▶ _WHAT NEEDS TO BE DONE_: Output the full listing below exactly, without the pictures.

Entries from a dataset
|---|
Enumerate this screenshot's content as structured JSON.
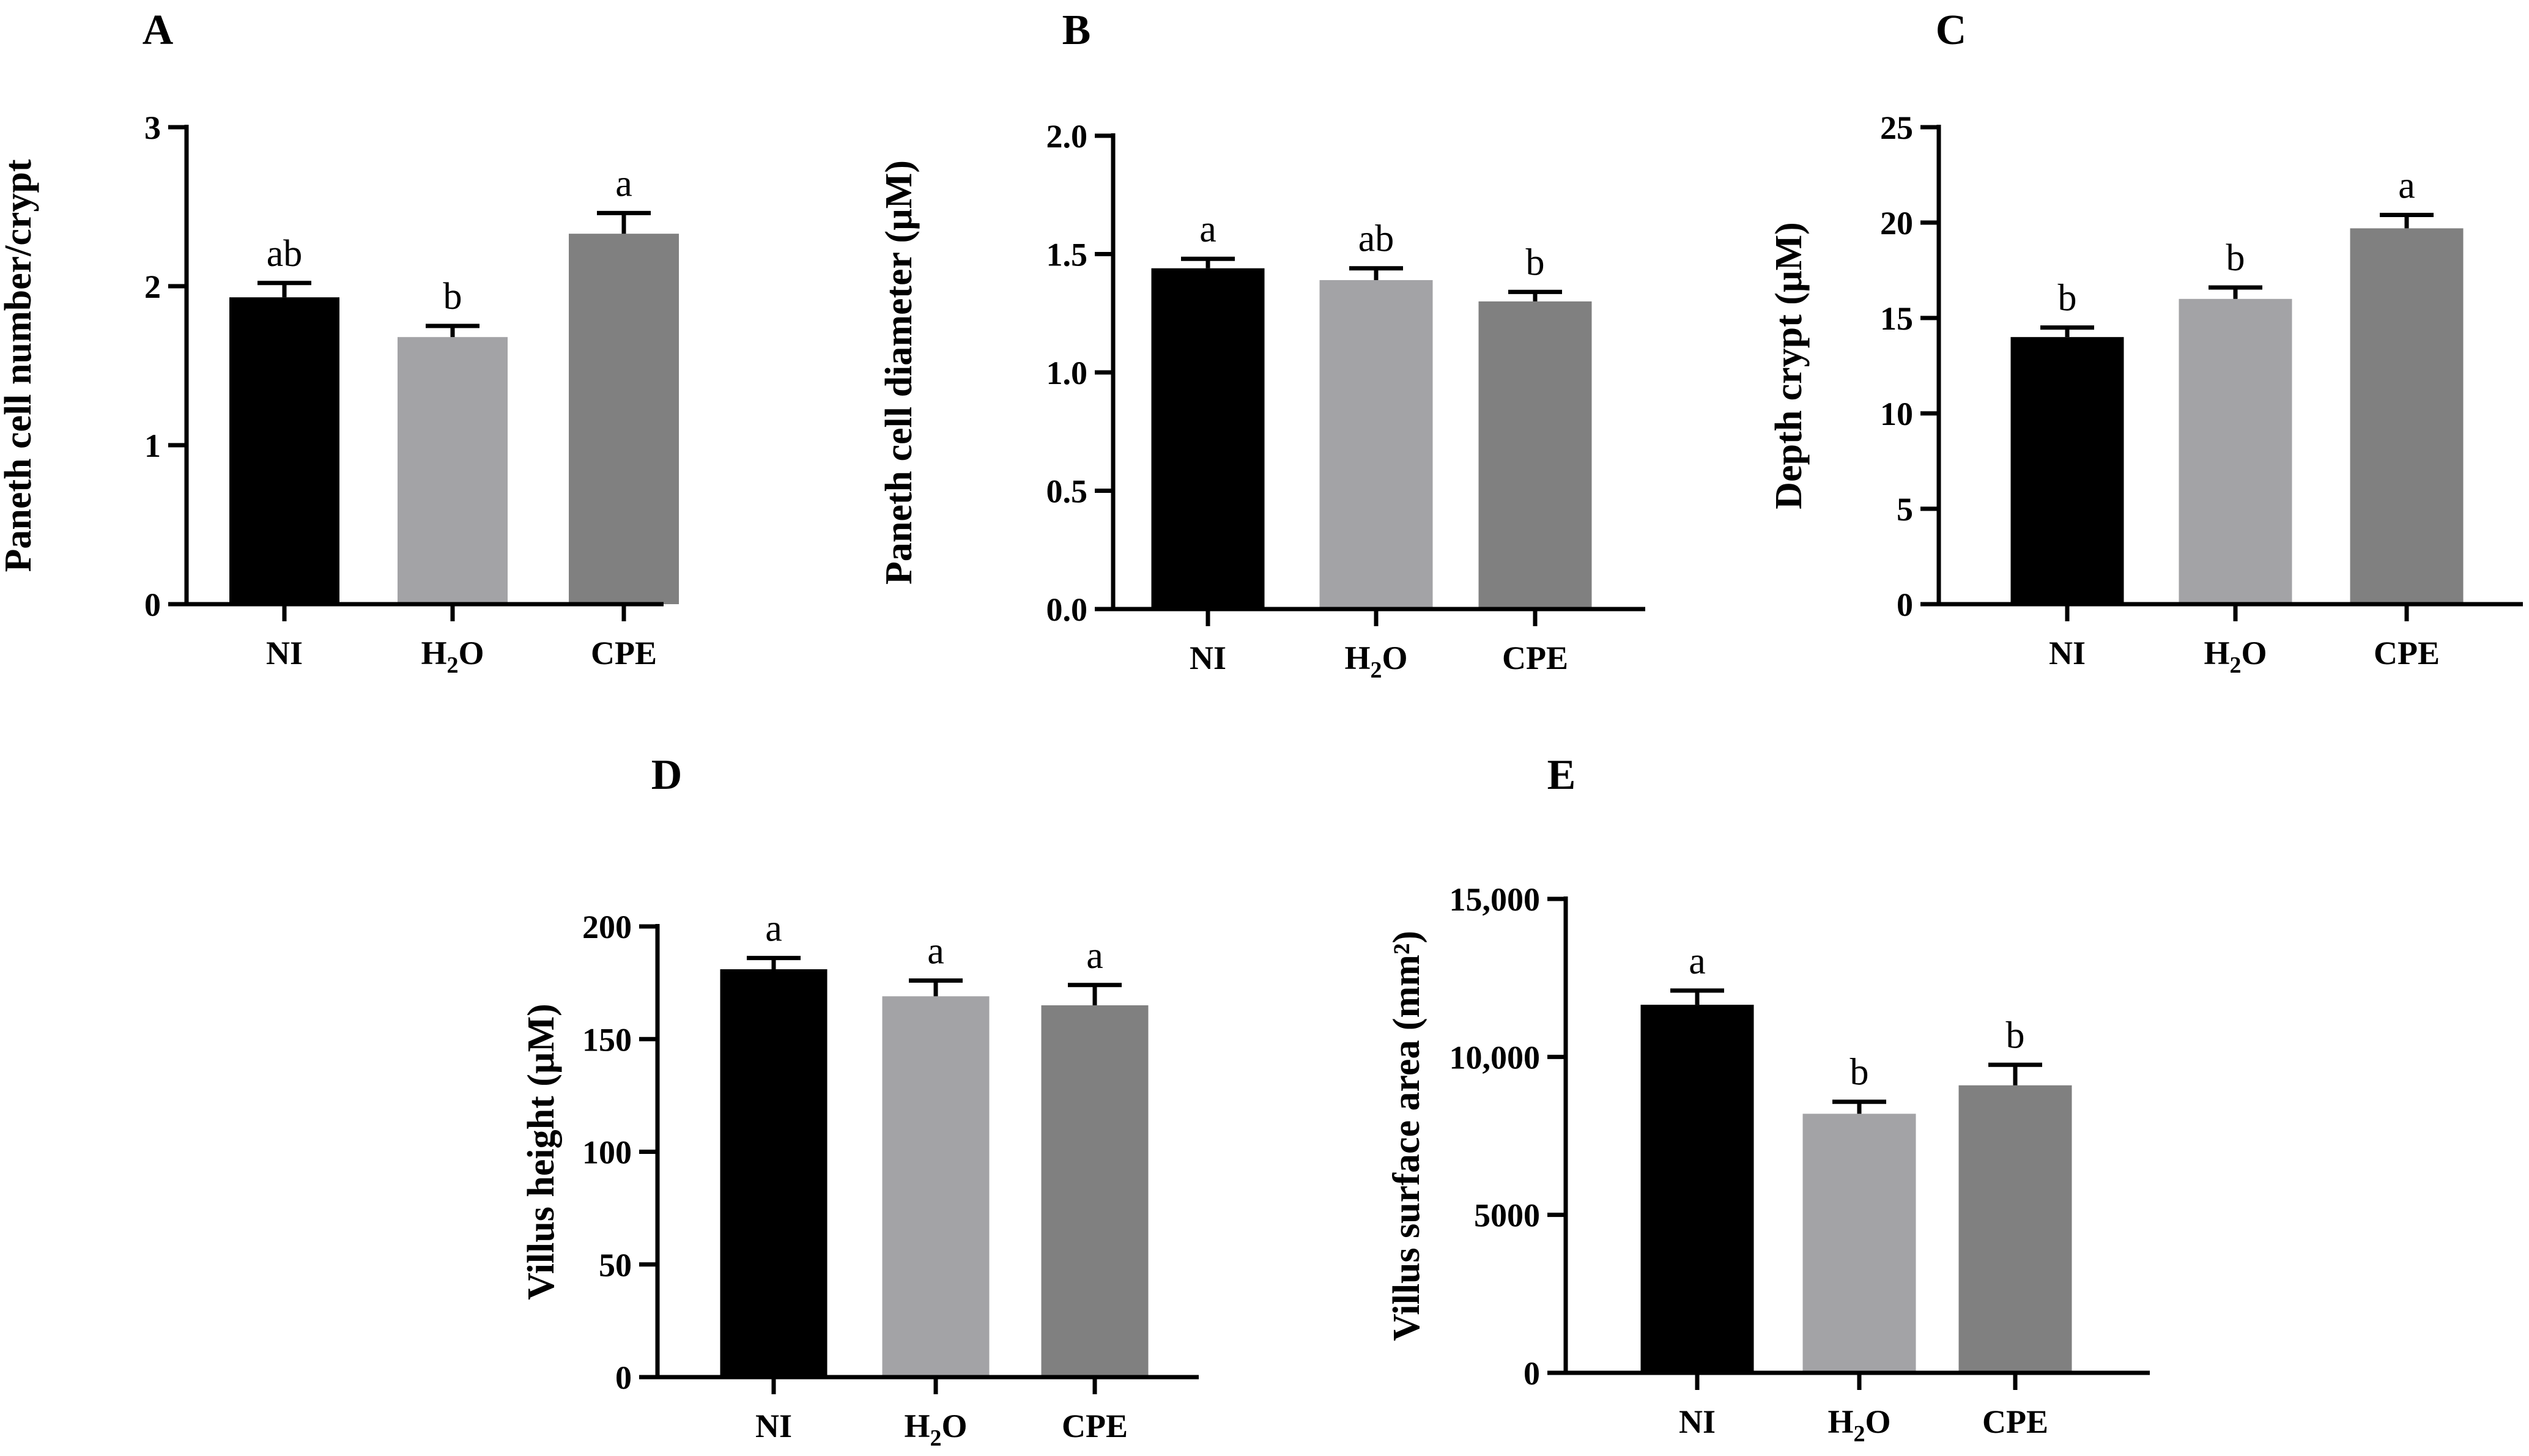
{
  "colors": {
    "NI": "#000000",
    "H2O": "#a3a3a6",
    "CPE": "#808080"
  },
  "chart_data": [
    {
      "panel": "A",
      "type": "bar",
      "categories": [
        "NI",
        "H2O",
        "CPE"
      ],
      "category_labels": [
        {
          "text": "NI"
        },
        {
          "text": "H",
          "sub": "2",
          "tail": "O"
        },
        {
          "text": "CPE"
        }
      ],
      "values": [
        1.93,
        1.68,
        2.33
      ],
      "errors": [
        0.09,
        0.07,
        0.13
      ],
      "significance": [
        "ab",
        "b",
        "a"
      ],
      "ylabel": "Paneth cell number/crypt",
      "xlabel": "",
      "ylim": [
        0,
        3
      ],
      "yticks": [
        0,
        1,
        2,
        3
      ],
      "ytick_labels": [
        "0",
        "1",
        "2",
        "3"
      ]
    },
    {
      "panel": "B",
      "type": "bar",
      "categories": [
        "NI",
        "H2O",
        "CPE"
      ],
      "category_labels": [
        {
          "text": "NI"
        },
        {
          "text": "H",
          "sub": "2",
          "tail": "O"
        },
        {
          "text": "CPE"
        }
      ],
      "values": [
        1.44,
        1.39,
        1.3
      ],
      "errors": [
        0.04,
        0.05,
        0.04
      ],
      "significance": [
        "a",
        "ab",
        "b"
      ],
      "ylabel": "Paneth cell diameter (µM)",
      "xlabel": "",
      "ylim": [
        0,
        2
      ],
      "yticks": [
        0,
        0.5,
        1,
        1.5,
        2
      ],
      "ytick_labels": [
        "0.0",
        "0.5",
        "1.0",
        "1.5",
        "2.0"
      ]
    },
    {
      "panel": "C",
      "type": "bar",
      "categories": [
        "NI",
        "H2O",
        "CPE"
      ],
      "category_labels": [
        {
          "text": "NI"
        },
        {
          "text": "H",
          "sub": "2",
          "tail": "O"
        },
        {
          "text": "CPE"
        }
      ],
      "values": [
        14.0,
        16.0,
        19.7
      ],
      "errors": [
        0.5,
        0.6,
        0.7
      ],
      "significance": [
        "b",
        "b",
        "a"
      ],
      "ylabel": "Depth crypt (µM)",
      "xlabel": "",
      "ylim": [
        0,
        25
      ],
      "yticks": [
        0,
        5,
        10,
        15,
        20,
        25
      ],
      "ytick_labels": [
        "0",
        "5",
        "10",
        "15",
        "20",
        "25"
      ]
    },
    {
      "panel": "D",
      "type": "bar",
      "categories": [
        "NI",
        "H2O",
        "CPE"
      ],
      "category_labels": [
        {
          "text": "NI"
        },
        {
          "text": "H",
          "sub": "2",
          "tail": "O"
        },
        {
          "text": "CPE"
        }
      ],
      "values": [
        181,
        169,
        165
      ],
      "errors": [
        5,
        7,
        9
      ],
      "significance": [
        "a",
        "a",
        "a"
      ],
      "ylabel": "Villus height (µM)",
      "xlabel": "",
      "ylim": [
        0,
        200
      ],
      "yticks": [
        0,
        50,
        100,
        150,
        200
      ],
      "ytick_labels": [
        "0",
        "50",
        "100",
        "150",
        "200"
      ]
    },
    {
      "panel": "E",
      "type": "bar",
      "categories": [
        "NI",
        "H2O",
        "CPE"
      ],
      "category_labels": [
        {
          "text": "NI"
        },
        {
          "text": "H",
          "sub": "2",
          "tail": "O"
        },
        {
          "text": "CPE"
        }
      ],
      "values": [
        11650,
        8200,
        9100
      ],
      "errors": [
        450,
        380,
        650
      ],
      "significance": [
        "a",
        "b",
        "b"
      ],
      "ylabel": "Villus surface area (mm²)",
      "xlabel": "",
      "ylim": [
        0,
        15000
      ],
      "yticks": [
        0,
        5000,
        10000,
        15000
      ],
      "ytick_labels": [
        "0",
        "5000",
        "10,000",
        "15,000"
      ]
    }
  ]
}
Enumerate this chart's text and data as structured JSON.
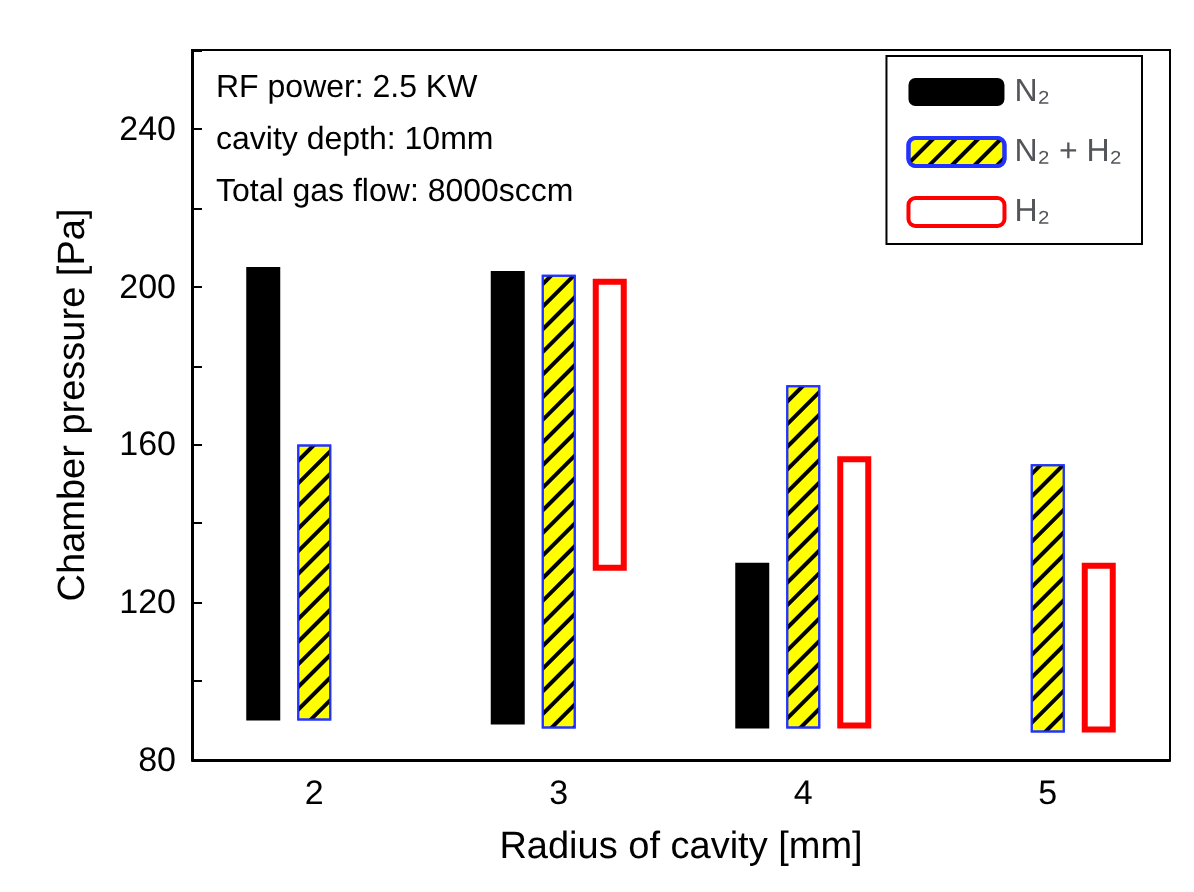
{
  "chart_data": {
    "type": "bar",
    "xlabel": "Radius of cavity [mm]",
    "ylabel": "Chamber pressure [Pa]",
    "annotations": [
      "RF power: 2.5 KW",
      "cavity depth: 10mm",
      "Total gas flow: 8000sccm"
    ],
    "categories": [
      "2",
      "3",
      "4",
      "5"
    ],
    "series": [
      {
        "name": "N₂",
        "color": "#000000",
        "base": [
          90,
          89,
          88,
          null
        ],
        "values": [
          115,
          115,
          42,
          null
        ]
      },
      {
        "name": "N₂ + H₂",
        "color": "#ffff00",
        "base": [
          90,
          88,
          88,
          87
        ],
        "values": [
          70,
          115,
          87,
          68
        ]
      },
      {
        "name": "H₂",
        "color": "#ff0000",
        "base": [
          null,
          128,
          88,
          87
        ],
        "values": [
          null,
          74,
          69,
          43
        ]
      }
    ],
    "ylim": [
      80,
      260
    ],
    "yticks": [
      80,
      {
        "value": 100,
        "label": null
      },
      120,
      {
        "value": 140,
        "label": null
      },
      160,
      {
        "value": 180,
        "label": null
      },
      200,
      {
        "value": 220,
        "label": null
      },
      240,
      {
        "value": 260,
        "label": null
      }
    ],
    "grid": false,
    "legend": "top right"
  }
}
|---|
▶ _RESULT OF THIS TASK_:
Enumerate this screenshot's content as structured JSON.
{
  "colors": {
    "NI": "#000000",
    "H2O": "#a3a3a6",
    "CPE": "#808080"
  },
  "chart_data": [
    {
      "panel": "A",
      "type": "bar",
      "categories": [
        "NI",
        "H2O",
        "CPE"
      ],
      "category_labels": [
        {
          "text": "NI"
        },
        {
          "text": "H",
          "sub": "2",
          "tail": "O"
        },
        {
          "text": "CPE"
        }
      ],
      "values": [
        1.93,
        1.68,
        2.33
      ],
      "errors": [
        0.09,
        0.07,
        0.13
      ],
      "significance": [
        "ab",
        "b",
        "a"
      ],
      "ylabel": "Paneth cell number/crypt",
      "xlabel": "",
      "ylim": [
        0,
        3
      ],
      "yticks": [
        0,
        1,
        2,
        3
      ],
      "ytick_labels": [
        "0",
        "1",
        "2",
        "3"
      ]
    },
    {
      "panel": "B",
      "type": "bar",
      "categories": [
        "NI",
        "H2O",
        "CPE"
      ],
      "category_labels": [
        {
          "text": "NI"
        },
        {
          "text": "H",
          "sub": "2",
          "tail": "O"
        },
        {
          "text": "CPE"
        }
      ],
      "values": [
        1.44,
        1.39,
        1.3
      ],
      "errors": [
        0.04,
        0.05,
        0.04
      ],
      "significance": [
        "a",
        "ab",
        "b"
      ],
      "ylabel": "Paneth cell diameter (µM)",
      "xlabel": "",
      "ylim": [
        0,
        2
      ],
      "yticks": [
        0,
        0.5,
        1,
        1.5,
        2
      ],
      "ytick_labels": [
        "0.0",
        "0.5",
        "1.0",
        "1.5",
        "2.0"
      ]
    },
    {
      "panel": "C",
      "type": "bar",
      "categories": [
        "NI",
        "H2O",
        "CPE"
      ],
      "category_labels": [
        {
          "text": "NI"
        },
        {
          "text": "H",
          "sub": "2",
          "tail": "O"
        },
        {
          "text": "CPE"
        }
      ],
      "values": [
        14.0,
        16.0,
        19.7
      ],
      "errors": [
        0.5,
        0.6,
        0.7
      ],
      "significance": [
        "b",
        "b",
        "a"
      ],
      "ylabel": "Depth crypt (µM)",
      "xlabel": "",
      "ylim": [
        0,
        25
      ],
      "yticks": [
        0,
        5,
        10,
        15,
        20,
        25
      ],
      "ytick_labels": [
        "0",
        "5",
        "10",
        "15",
        "20",
        "25"
      ]
    },
    {
      "panel": "D",
      "type": "bar",
      "categories": [
        "NI",
        "H2O",
        "CPE"
      ],
      "category_labels": [
        {
          "text": "NI"
        },
        {
          "text": "H",
          "sub": "2",
          "tail": "O"
        },
        {
          "text": "CPE"
        }
      ],
      "values": [
        181,
        169,
        165
      ],
      "errors": [
        5,
        7,
        9
      ],
      "significance": [
        "a",
        "a",
        "a"
      ],
      "ylabel": "Villus height (µM)",
      "xlabel": "",
      "ylim": [
        0,
        200
      ],
      "yticks": [
        0,
        50,
        100,
        150,
        200
      ],
      "ytick_labels": [
        "0",
        "50",
        "100",
        "150",
        "200"
      ]
    },
    {
      "panel": "E",
      "type": "bar",
      "categories": [
        "NI",
        "H2O",
        "CPE"
      ],
      "category_labels": [
        {
          "text": "NI"
        },
        {
          "text": "H",
          "sub": "2",
          "tail": "O"
        },
        {
          "text": "CPE"
        }
      ],
      "values": [
        11650,
        8200,
        9100
      ],
      "errors": [
        450,
        380,
        650
      ],
      "significance": [
        "a",
        "b",
        "b"
      ],
      "ylabel": "Villus surface area (mm²)",
      "xlabel": "",
      "ylim": [
        0,
        15000
      ],
      "yticks": [
        0,
        5000,
        10000,
        15000
      ],
      "ytick_labels": [
        "0",
        "5000",
        "10,000",
        "15,000"
      ]
    }
  ]
}
Enumerate this chart's text and data as structured JSON.
{
  "chart_data": {
    "type": "bar",
    "xlabel": "Radius of cavity [mm]",
    "ylabel": "Chamber pressure [Pa]",
    "annotations": [
      "RF power: 2.5 KW",
      "cavity depth: 10mm",
      "Total gas flow: 8000sccm"
    ],
    "categories": [
      "2",
      "3",
      "4",
      "5"
    ],
    "series": [
      {
        "name": "N₂",
        "color": "#000000",
        "base": [
          90,
          89,
          88,
          null
        ],
        "values": [
          115,
          115,
          42,
          null
        ]
      },
      {
        "name": "N₂ + H₂",
        "color": "#ffff00",
        "base": [
          90,
          88,
          88,
          87
        ],
        "values": [
          70,
          115,
          87,
          68
        ]
      },
      {
        "name": "H₂",
        "color": "#ff0000",
        "base": [
          null,
          128,
          88,
          87
        ],
        "values": [
          null,
          74,
          69,
          43
        ]
      }
    ],
    "ylim": [
      80,
      260
    ],
    "yticks": [
      80,
      {
        "value": 100,
        "label": null
      },
      120,
      {
        "value": 140,
        "label": null
      },
      160,
      {
        "value": 180,
        "label": null
      },
      200,
      {
        "value": 220,
        "label": null
      },
      240,
      {
        "value": 260,
        "label": null
      }
    ],
    "grid": false,
    "legend": "top right"
  }
}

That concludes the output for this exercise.